Make an exact copy of the listing below.

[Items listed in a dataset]
# # # #

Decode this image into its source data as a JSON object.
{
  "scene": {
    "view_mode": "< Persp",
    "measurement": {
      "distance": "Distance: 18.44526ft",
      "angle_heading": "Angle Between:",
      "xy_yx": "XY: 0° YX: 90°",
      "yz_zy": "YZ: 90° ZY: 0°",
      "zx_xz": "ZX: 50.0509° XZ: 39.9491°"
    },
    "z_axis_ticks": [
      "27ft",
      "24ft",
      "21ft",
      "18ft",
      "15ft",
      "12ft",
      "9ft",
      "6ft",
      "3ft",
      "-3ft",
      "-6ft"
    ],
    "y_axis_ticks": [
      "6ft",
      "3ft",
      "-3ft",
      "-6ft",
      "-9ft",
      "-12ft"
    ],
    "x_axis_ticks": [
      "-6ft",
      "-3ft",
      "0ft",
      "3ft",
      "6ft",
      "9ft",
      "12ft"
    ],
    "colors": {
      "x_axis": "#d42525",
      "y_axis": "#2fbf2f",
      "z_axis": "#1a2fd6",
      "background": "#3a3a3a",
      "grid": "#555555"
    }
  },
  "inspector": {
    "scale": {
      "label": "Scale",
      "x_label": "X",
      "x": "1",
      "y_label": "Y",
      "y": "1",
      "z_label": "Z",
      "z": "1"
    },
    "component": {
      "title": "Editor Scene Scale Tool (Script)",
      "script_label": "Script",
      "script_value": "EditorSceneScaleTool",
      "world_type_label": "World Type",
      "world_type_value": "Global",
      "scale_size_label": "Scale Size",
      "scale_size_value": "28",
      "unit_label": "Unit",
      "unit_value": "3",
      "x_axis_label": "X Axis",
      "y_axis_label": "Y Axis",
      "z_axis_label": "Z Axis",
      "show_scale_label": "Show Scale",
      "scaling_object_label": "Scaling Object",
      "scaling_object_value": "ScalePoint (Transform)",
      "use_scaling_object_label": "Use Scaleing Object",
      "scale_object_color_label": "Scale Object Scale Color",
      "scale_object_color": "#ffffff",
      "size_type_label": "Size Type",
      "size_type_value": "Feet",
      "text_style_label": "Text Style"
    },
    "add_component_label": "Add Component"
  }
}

# # # #

Task result →
Decode this image into its source data as a JSON object.
{
  "scene": {
    "view_mode": "< Persp",
    "measurement": {
      "distance": "Distance: 18.44526ft",
      "angle_heading": "Angle Between:",
      "xy_yx": "XY: 0° YX: 90°",
      "yz_zy": "YZ: 90° ZY: 0°",
      "zx_xz": "ZX: 50.0509° XZ: 39.9491°"
    },
    "z_axis_ticks": [
      "27ft",
      "24ft",
      "21ft",
      "18ft",
      "15ft",
      "12ft",
      "9ft",
      "6ft",
      "3ft",
      "-3ft",
      "-6ft"
    ],
    "y_axis_ticks": [
      "6ft",
      "3ft",
      "-3ft",
      "-6ft",
      "-9ft",
      "-12ft"
    ],
    "x_axis_ticks": [
      "-6ft",
      "-3ft",
      "0ft",
      "3ft",
      "6ft",
      "9ft",
      "12ft"
    ],
    "colors": {
      "x_axis": "#d42525",
      "y_axis": "#2fbf2f",
      "z_axis": "#1a2fd6",
      "background": "#3a3a3a",
      "grid": "#555555"
    }
  },
  "inspector": {
    "scale": {
      "label": "Scale",
      "x_label": "X",
      "x": "1",
      "y_label": "Y",
      "y": "1",
      "z_label": "Z",
      "z": "1"
    },
    "component": {
      "title": "Editor Scene Scale Tool (Script)",
      "script_label": "Script",
      "script_value": "EditorSceneScaleTool",
      "world_type_label": "World Type",
      "world_type_value": "Global",
      "scale_size_label": "Scale Size",
      "scale_size_value": "28",
      "unit_label": "Unit",
      "unit_value": "3",
      "x_axis_label": "X Axis",
      "y_axis_label": "Y Axis",
      "z_axis_label": "Z Axis",
      "show_scale_label": "Show Scale",
      "scaling_object_label": "Scaling Object",
      "scaling_object_value": "ScalePoint (Transform)",
      "use_scaling_object_label": "Use Scaleing Object",
      "scale_object_color_label": "Scale Object Scale Color",
      "scale_object_color": "#ffffff",
      "size_type_label": "Size Type",
      "size_type_value": "Feet",
      "text_style_label": "Text Style"
    },
    "add_component_label": "Add Component"
  }
}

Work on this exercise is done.